### DIRECTION
Copy everything in the listing below word for word, apart from any images.

Entries from a dataset:
┄┄┄┄┄┄┄┄┄┄

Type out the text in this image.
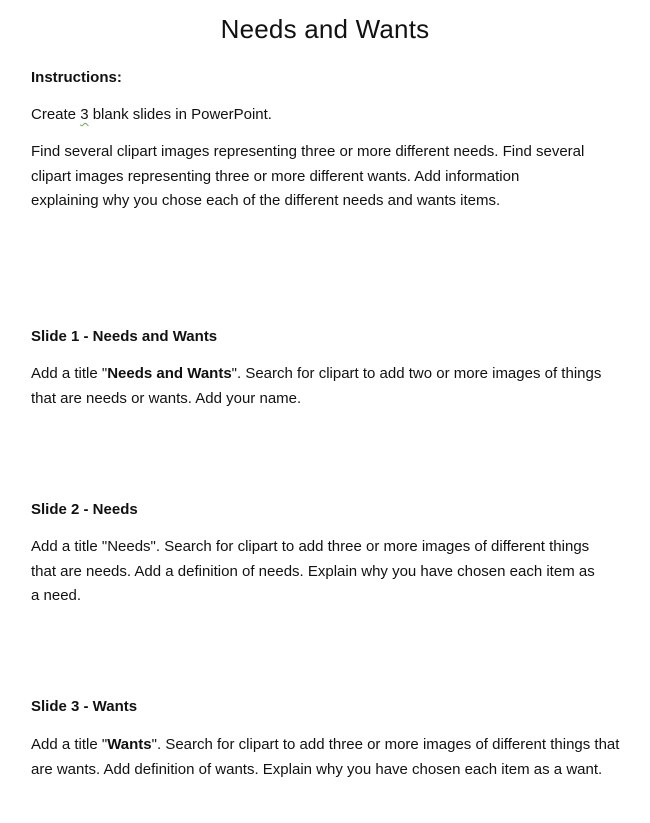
Needs and Wants

Instructions:

Create 3 blank slides in PowerPoint.

Find several clipart images representing three or more different needs. Find several clipart images representing three or more different wants. Add information explaining why you chose each of the different needs and wants items.

Slide 1 - Needs and Wants

Add a title "Needs and Wants". Search for clipart to add two or more images of things that are needs or wants. Add your name.

Slide 2 - Needs

Add a title "Needs". Search for clipart to add three or more images of different things that are needs. Add a definition of needs. Explain why you have chosen each item as a need.

Slide 3 - Wants

Add a title "Wants". Search for clipart to add three or more images of different things that are wants. Add definition of wants. Explain why you have chosen each item as a want.
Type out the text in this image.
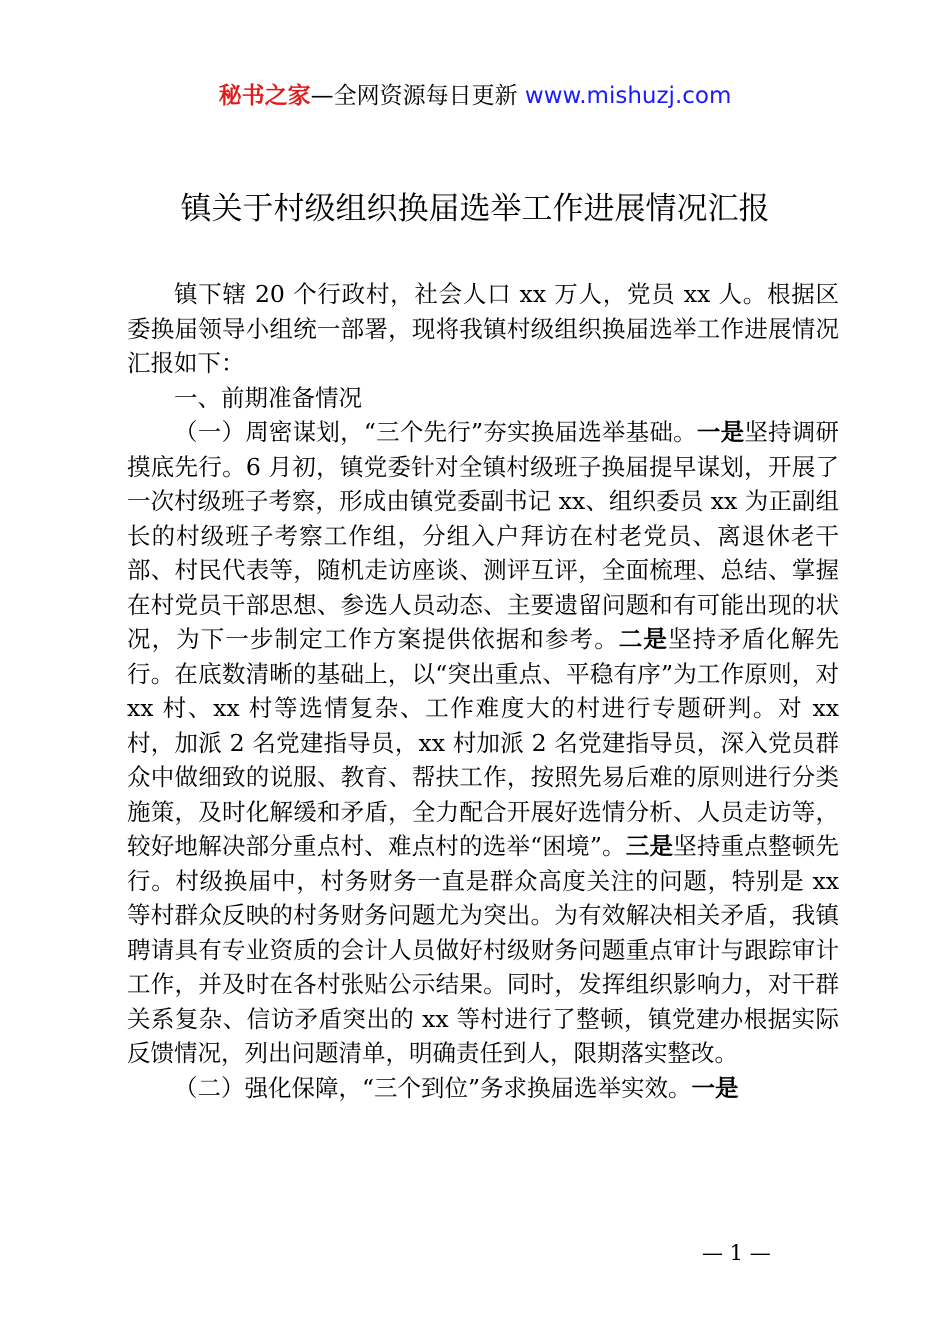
秘书之家—全网资源每日更新 www.mishuzj.com
镇关于村级组织换届选举工作进展情况汇报

镇下辖 20 个行政村，社会人口 xx 万人，党员 xx 人。根据区委换届领导小组统一部署，现将我镇村级组织换届选举工作进展情况汇报如下：

一、前期准备情况

（一）周密谋划，“三个先行”夯实换届选举基础。一是坚持调研摸底先行。6 月初，镇党委针对全镇村级班子换届提早谋划，开展了一次村级班子考察，形成由镇党委副书记 xx、组织委员 xx 为正副组长的村级班子考察工作组，分组入户拜访在村老党员、离退休老干部、村民代表等，随机走访座谈、测评互评，全面梳理、总结、掌握在村党员干部思想、参选人员动态、主要遗留问题和有可能出现的状况，为下一步制定工作方案提供依据和参考。二是坚持矛盾化解先行。在底数清晰的基础上，以“突出重点、平稳有序”为工作原则，对 xx 村、xx 村等选情复杂、工作难度大的村进行专题研判。对 xx 村，加派 2 名党建指导员，xx 村加派 2 名党建指导员，深入党员群众中做细致的说服、教育、帮扶工作，按照先易后难的原则进行分类施策，及时化解缓和矛盾，全力配合开展好选情分析、人员走访等，较好地解决部分重点村、难点村的选举“困境”。三是坚持重点整顿先行。村级换届中，村务财务一直是群众高度关注的问题，特别是 xx 等村群众反映的村务财务问题尤为突出。为有效解决相关矛盾，我镇聘请具有专业资质的会计人员做好村级财务问题重点审计与跟踪审计工作，并及时在各村张贴公示结果。同时，发挥组织影响力，对干群关系复杂、信访矛盾突出的 xx 等村进行了整顿，镇党建办根据实际反馈情况，列出问题清单，明确责任到人，限期落实整改。

（二）强化保障，“三个到位”务求换届选举实效。一是

— 1 —
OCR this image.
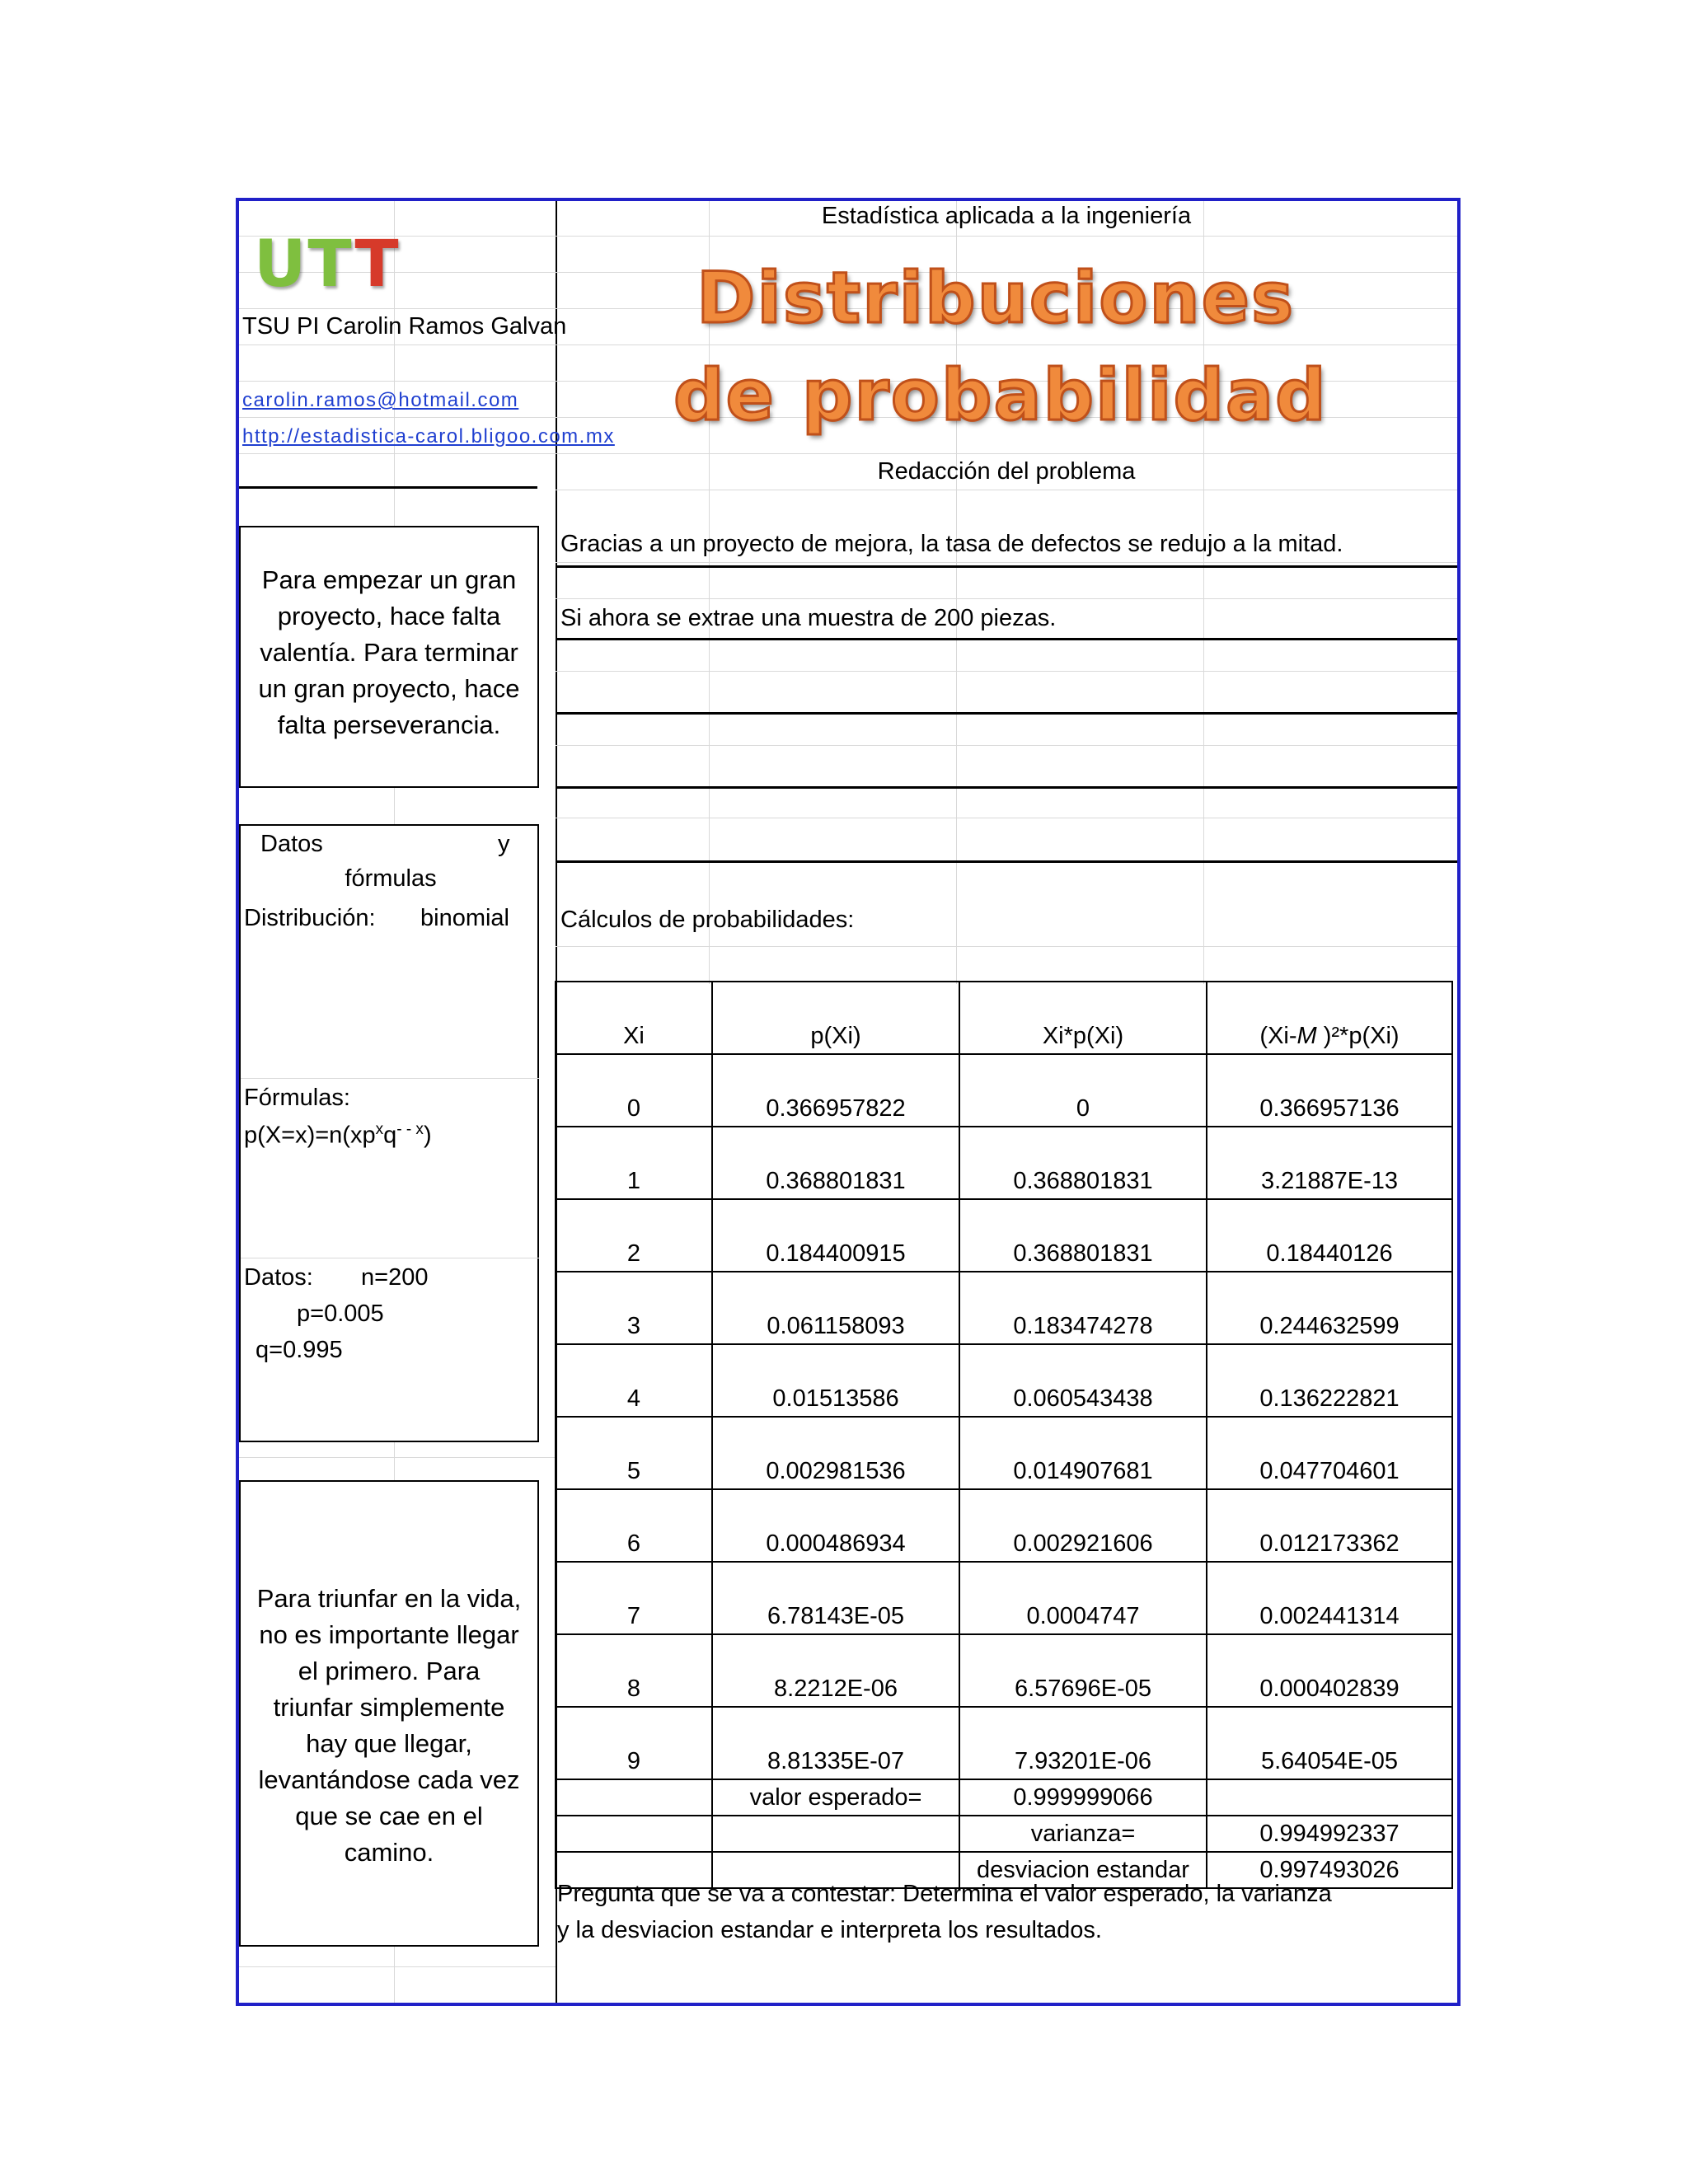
UTT
TSU PI Carolin Ramos Galvan
carolin.ramos@hotmail.com
http://estadistica-carol.bligoo.com.mx
Estadística aplicada a la ingeniería
Distribuciones
de probabilidad
Redacción del problema
Para empezar un gran
proyecto, hace falta
valentía. Para terminar
un gran proyecto, hace
falta perseverancia.
Gracias a un proyecto de mejora, la tasa de defectos se redujo a la mitad.
Si ahora se extrae una muestra de 200 piezas.
Datos	y
fórmulas
Distribución: binomial
Fórmulas:
$p(X=x)=n(xp^xq^{- - x})$
Datos: n=200
p=0.005
q=0.995
Para triunfar en la vida,
no es importante llegar
el primero. Para
triunfar simplemente
hay que llegar,
levantándose cada vez
que se cae en el
camino.
Cálculos de probabilidades:
Xi	p(Xi)	Xi*p(Xi)	(Xi-M )²*p(Xi)
0	0.366957822	0	0.366957136
1	0.368801831	0.368801831	3.21887E-13
2	0.184400915	0.368801831	0.18440126
3	0.061158093	0.183474278	0.244632599
4	0.01513586	0.060543438	0.136222821
5	0.002981536	0.014907681	0.047704601
6	0.000486934	0.002921606	0.012173362
7	6.78143E-05	0.0004747	0.002441314
8	8.2212E-06	6.57696E-05	0.000402839
9	8.81335E-07	7.93201E-06	5.64054E-05
	valor esperado=	0.999999066	
		varianza=	0.994992337
		desviacion estandar	0.997493026
Pregunta que se va a contestar: Determina el valor esperado, la varianza
y la desviacion estandar e interpreta los resultados.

┄┄┄┄┄┄┄┄┄┄

### WRITTEN SOLUTION
Type out the text in this image.
Needs and Wants

Instructions:

Create 3 blank slides in PowerPoint.

Find several clipart images representing three or more different needs. Find several clipart images representing three or more different wants. Add information explaining why you chose each of the different needs and wants items.

Slide 1 - Needs and Wants

Add a title "Needs and Wants". Search for clipart to add two or more images of things that are needs or wants. Add your name.

Slide 2 - Needs

Add a title "Needs". Search for clipart to add three or more images of different things that are needs. Add a definition of needs. Explain why you have chosen each item as a need.

Slide 3 - Wants

Add a title "Wants". Search for clipart to add three or more images of different things that are wants. Add definition of wants. Explain why you have chosen each item as a want.
Type out the text in this image.
秘书之家—全网资源每日更新 www.mishuzj.com
镇关于村级组织换届选举工作进展情况汇报

镇下辖 20 个行政村，社会人口 xx 万人，党员 xx 人。根据区委换届领导小组统一部署，现将我镇村级组织换届选举工作进展情况汇报如下：

一、前期准备情况

（一）周密谋划，“三个先行”夯实换届选举基础。一是坚持调研摸底先行。6 月初，镇党委针对全镇村级班子换届提早谋划，开展了一次村级班子考察，形成由镇党委副书记 xx、组织委员 xx 为正副组长的村级班子考察工作组，分组入户拜访在村老党员、离退休老干部、村民代表等，随机走访座谈、测评互评，全面梳理、总结、掌握在村党员干部思想、参选人员动态、主要遗留问题和有可能出现的状况，为下一步制定工作方案提供依据和参考。二是坚持矛盾化解先行。在底数清晰的基础上，以“突出重点、平稳有序”为工作原则，对 xx 村、xx 村等选情复杂、工作难度大的村进行专题研判。对 xx 村，加派 2 名党建指导员，xx 村加派 2 名党建指导员，深入党员群众中做细致的说服、教育、帮扶工作，按照先易后难的原则进行分类施策，及时化解缓和矛盾，全力配合开展好选情分析、人员走访等，较好地解决部分重点村、难点村的选举“困境”。三是坚持重点整顿先行。村级换届中，村务财务一直是群众高度关注的问题，特别是 xx 等村群众反映的村务财务问题尤为突出。为有效解决相关矛盾，我镇聘请具有专业资质的会计人员做好村级财务问题重点审计与跟踪审计工作，并及时在各村张贴公示结果。同时，发挥组织影响力，对干群关系复杂、信访矛盾突出的 xx 等村进行了整顿，镇党建办根据实际反馈情况，列出问题清单，明确责任到人，限期落实整改。

（二）强化保障，“三个到位”务求换届选举实效。一是

— 1 —
OCR this image.
UTT
TSU PI Carolin Ramos Galvan
carolin.ramos@hotmail.com
http://estadistica-carol.bligoo.com.mx
Estadística aplicada a la ingeniería
Distribuciones
de probabilidad
Redacción del problema
Para empezar un gran
proyecto, hace falta
valentía. Para terminar
un gran proyecto, hace
falta perseverancia.
Gracias a un proyecto de mejora, la tasa de defectos se redujo a la mitad.
Si ahora se extrae una muestra de 200 piezas.
Datos	y
fórmulas
Distribución: binomial
Fórmulas:
$p(X=x)=n(xp^xq^{- - x})$
Datos: n=200
p=0.005
q=0.995
Para triunfar en la vida,
no es importante llegar
el primero. Para
triunfar simplemente
hay que llegar,
levantándose cada vez
que se cae en el
camino.
Cálculos de probabilidades:
Xi	p(Xi)	Xi*p(Xi)	(Xi-M )²*p(Xi)
0	0.366957822	0	0.366957136
1	0.368801831	0.368801831	3.21887E-13
2	0.184400915	0.368801831	0.18440126
3	0.061158093	0.183474278	0.244632599
4	0.01513586	0.060543438	0.136222821
5	0.002981536	0.014907681	0.047704601
6	0.000486934	0.002921606	0.012173362
7	6.78143E-05	0.0004747	0.002441314
8	8.2212E-06	6.57696E-05	0.000402839
9	8.81335E-07	7.93201E-06	5.64054E-05
	valor esperado=	0.999999066	
		varianza=	0.994992337
		desviacion estandar	0.997493026
Pregunta que se va a contestar: Determina el valor esperado, la varianza
y la desviacion estandar e interpreta los resultados.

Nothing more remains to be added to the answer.